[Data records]
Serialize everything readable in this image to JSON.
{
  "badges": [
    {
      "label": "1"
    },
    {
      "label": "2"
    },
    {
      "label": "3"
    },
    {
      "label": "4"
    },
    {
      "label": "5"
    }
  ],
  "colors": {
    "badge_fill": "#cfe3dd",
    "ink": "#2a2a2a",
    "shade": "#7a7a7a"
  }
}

### STATED GOAL
Retype the whole listing above exactly.

### SOLUTION TO THE EXERCISE
Serialize everything readable in this image to JSON.
{
  "badges": [
    {
      "label": "1"
    },
    {
      "label": "2"
    },
    {
      "label": "3"
    },
    {
      "label": "4"
    },
    {
      "label": "5"
    }
  ],
  "colors": {
    "badge_fill": "#cfe3dd",
    "ink": "#2a2a2a",
    "shade": "#7a7a7a"
  }
}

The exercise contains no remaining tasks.